**Given problem A:** Edit the Halloween neighbors thread, starting at "## Haunted Bayou" and ending at "mess with props.", so that "props" becomes "decorations".
**Given problem B:** Pick up the thread about neighbors asking about Halloween right after its final post and keep it going.

──────── Passage shown

# Are neighbors asking you about 10/31?



## Haunted Bayou (Feb 16, 2007)

:jol:It is official...Halloween season 2010 is on!:jol:​
My neighbor saw me walking Blaze and asked if I was "doing" Halloween again this year. (yeah, I'm doin' it). 

For the first time this year, I am kinda in the mood to mess with props. 
Garage cleaning begins today to start getting ready.

uhhhh....now here comes the pressure......


----------



## trentsketch (Jul 27, 2009)

The neighbor's grandkids caught me working on a papier mache piece and started drilling me about Halloween last week. They said my yard was super scary. I thanked them, then got a dirty look from grandma when I asked if they wanted to help with the mache work.


----------



## LairMistress (Sep 22, 2009)

Yes, but I had to say "I don't know". (and if I do, it wouldn't be here...but it was the kids asking and I hate to disappoint them)


----------



## RandalB (Jun 8, 2009)

The Neighbors have been dropping by to check out the garage workshop since I kicked the wife's car to the driveway Sept 1st....

I've got 2x Venues (Local School "Haunted Gym", and the Local Park district's "Haunted Clubhouse") and my lawn this year.. So I've been having anxiety dreams about stuff not getting done.... LOL

RandalB


----------



## Ryan Wern (Dec 3, 2009)

They've been asking me since November 1st last year!


----------



## Pumpkin5 (Aug 8, 2010)

:jol: I love my neighbors but they probably do get sick of the hundreds of trick or treaters my over the top Halloween decorating brings to our quiet little street. I live in an older neighborhood in my town and my street is lined with beautiful hundred plus year old Oak trees. We get lots of walkers, joggers, and people out walking their dogs or biking with their kids down our street. While I am decorating I get the best comments as the people see the decorations going up. I get my doorway Halloween decorations up by October 10th and I light up my house nightly with my FCG on the side screened porch the whole month of October. I don't get my full size and animated stuff out until Halloween day and my fogs gets rolling out about 5 o'clock and my friends and family "monster crew" get there to scare around 6 o'clock. As people ride by during the month I guess they make a mental note to come back on Halloween for trick or treating so we usually have at least 250 trick or treaters and sometimes more. :googly: I know we get a lot of people that come every year because the parents always tell me they can't wait to see what I am doing each year. I wish I could get my whole block to decorate, but sadly there is only one other house that decorates for Halloween and they are not as crazed as I am about the decorations. Since Halloween falls on a Sunday this year I worry that the powers that be will move trick or treating to Saturday night.  Is that common everywhere or is it just a down South thing? (moving trick or treating from Sunday night?)

────────────────
──────── Information supplied

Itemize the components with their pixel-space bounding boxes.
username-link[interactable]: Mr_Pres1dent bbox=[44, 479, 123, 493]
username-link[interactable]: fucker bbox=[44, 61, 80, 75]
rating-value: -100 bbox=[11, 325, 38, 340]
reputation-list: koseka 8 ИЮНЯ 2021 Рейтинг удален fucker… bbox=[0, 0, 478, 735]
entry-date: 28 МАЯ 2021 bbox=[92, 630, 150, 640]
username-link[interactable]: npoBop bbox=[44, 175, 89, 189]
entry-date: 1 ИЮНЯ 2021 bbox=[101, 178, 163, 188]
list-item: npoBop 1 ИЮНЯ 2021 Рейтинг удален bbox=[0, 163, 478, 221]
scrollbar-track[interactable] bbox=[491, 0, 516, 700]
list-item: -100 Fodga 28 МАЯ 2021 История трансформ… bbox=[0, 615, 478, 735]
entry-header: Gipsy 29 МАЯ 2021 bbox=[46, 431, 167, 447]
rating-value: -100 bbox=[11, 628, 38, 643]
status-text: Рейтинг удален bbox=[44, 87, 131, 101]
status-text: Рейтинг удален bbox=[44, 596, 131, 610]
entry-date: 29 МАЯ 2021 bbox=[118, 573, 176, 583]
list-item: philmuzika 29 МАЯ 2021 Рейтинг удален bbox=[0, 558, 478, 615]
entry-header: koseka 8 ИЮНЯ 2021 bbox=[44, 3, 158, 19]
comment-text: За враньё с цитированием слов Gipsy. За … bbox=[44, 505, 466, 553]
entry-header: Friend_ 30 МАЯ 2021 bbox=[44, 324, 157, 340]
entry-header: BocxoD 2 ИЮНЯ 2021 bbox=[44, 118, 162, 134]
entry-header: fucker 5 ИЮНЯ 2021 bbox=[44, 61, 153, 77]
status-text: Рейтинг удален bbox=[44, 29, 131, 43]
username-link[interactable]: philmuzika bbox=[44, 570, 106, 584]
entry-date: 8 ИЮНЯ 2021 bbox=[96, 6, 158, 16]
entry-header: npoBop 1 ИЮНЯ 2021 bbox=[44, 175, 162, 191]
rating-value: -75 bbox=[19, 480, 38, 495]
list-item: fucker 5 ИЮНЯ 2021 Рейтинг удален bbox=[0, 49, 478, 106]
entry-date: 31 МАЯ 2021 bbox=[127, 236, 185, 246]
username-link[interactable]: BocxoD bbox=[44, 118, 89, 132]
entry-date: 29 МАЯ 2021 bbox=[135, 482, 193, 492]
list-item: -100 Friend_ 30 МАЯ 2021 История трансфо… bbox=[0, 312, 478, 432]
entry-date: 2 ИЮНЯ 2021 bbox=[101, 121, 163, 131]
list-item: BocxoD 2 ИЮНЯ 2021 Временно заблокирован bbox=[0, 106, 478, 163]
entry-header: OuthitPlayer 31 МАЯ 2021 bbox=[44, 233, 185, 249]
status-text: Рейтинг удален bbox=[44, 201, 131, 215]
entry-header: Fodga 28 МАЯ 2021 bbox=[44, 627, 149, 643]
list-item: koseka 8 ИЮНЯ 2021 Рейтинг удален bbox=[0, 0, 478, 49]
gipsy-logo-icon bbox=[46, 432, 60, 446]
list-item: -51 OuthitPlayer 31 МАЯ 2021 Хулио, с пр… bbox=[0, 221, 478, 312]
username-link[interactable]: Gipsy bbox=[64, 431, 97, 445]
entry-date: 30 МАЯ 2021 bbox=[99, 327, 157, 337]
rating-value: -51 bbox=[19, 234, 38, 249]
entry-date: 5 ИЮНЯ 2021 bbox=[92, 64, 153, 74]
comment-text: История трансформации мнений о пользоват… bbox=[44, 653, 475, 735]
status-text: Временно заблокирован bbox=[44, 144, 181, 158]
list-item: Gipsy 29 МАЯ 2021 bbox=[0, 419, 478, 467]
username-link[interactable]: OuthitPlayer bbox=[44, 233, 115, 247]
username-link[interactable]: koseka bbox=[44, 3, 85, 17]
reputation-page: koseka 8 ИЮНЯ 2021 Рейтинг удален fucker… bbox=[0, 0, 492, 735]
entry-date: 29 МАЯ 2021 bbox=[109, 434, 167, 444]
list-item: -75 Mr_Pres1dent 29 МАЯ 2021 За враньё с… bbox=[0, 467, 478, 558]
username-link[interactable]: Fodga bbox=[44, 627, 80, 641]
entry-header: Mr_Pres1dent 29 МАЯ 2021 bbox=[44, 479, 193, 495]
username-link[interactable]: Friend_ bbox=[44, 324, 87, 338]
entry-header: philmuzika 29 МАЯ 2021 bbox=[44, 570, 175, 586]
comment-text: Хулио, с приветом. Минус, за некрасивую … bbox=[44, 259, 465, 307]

────────────────

**Right answer A:**
## Haunted Bayou (Feb 16, 2007)

:jol:It is official...Halloween season 2010 is on!:jol:​
My neighbor saw me walking Blaze and asked if I was "doing" Halloween again this year. (yeah, I'm doin' it). 

For the first time this year, I am kinda in the mood to mess with decorations.

**Right answer B:**
----------



## Haunted Bayou (Feb 16, 2007)

Pumpkin5 said:


> Since Halloween falls on a Sunday this year I worry that the powers that be will move trick or treating to Saturday night.  Is that common everywhere or is it just a down South thing? (moving trick or treating from Sunday night?)


No, it isn't a "south" thing....it is usually a "religious" thing because we aren't allowed to worship Satan on Sunday but that is a whole other thread. :zombie:

Back to your regularly scheduled discussion......


----------



## Professor Vlad (Sep 1, 2008)

*Ah the joys of the seaon*

LOL My neighbor who has been tryin to take my throne as the Pumpkin King around my town has hs yard decorated as of 9/6/10. lol He was asking me what i had in the works. Like i would give away my dark secrets lol I AM THE PUMPKIN KING!!!!

Lets just say a demon hell hole and a rottin pumpkin patch with rotting scarecrow ore just two of my new children of the night lol.

Sweet nightmares all.....:xbones:


----------



## randomr8 (Oct 24, 2009)

Professor Vlad said:


> LOL My neighbor who has been tryin to take my throne as the Pumpkin King around my town has hs yard decorated as of 9/6/10. lol He was asking me what i had in the works. Like i would give away my dark secrets lol I AM THE PUMPKIN KING!!!!
> 
> Lets just say a demon hell hole and a rottin pumpkin patch with rotting scarecrow ore just two of my new children of the night lol.
> 
> Sweet nightmares all.....:xbones:


You are soooo lucky. I use to have people in the neighborhood that would do it up. Competition breeds superior spookiness!


----------



## kprimm (Mar 14, 2009)

My neighbors Know that there will be scares and chills in store for them, they don't have to ask. Besides they see me going into the garage all the time and working. The last two days I have spent the entire day from 8 am till dark working on finishing my props and decorating for my halloween party. So much work to do and always so little time.


----------



## steveshauntedyard (Nov 16, 2008)

I have had several neighbors ask what are you waiting for. I though you would have started putting stuff out already!


----------



## RoxyBlue (Oct 6, 2008)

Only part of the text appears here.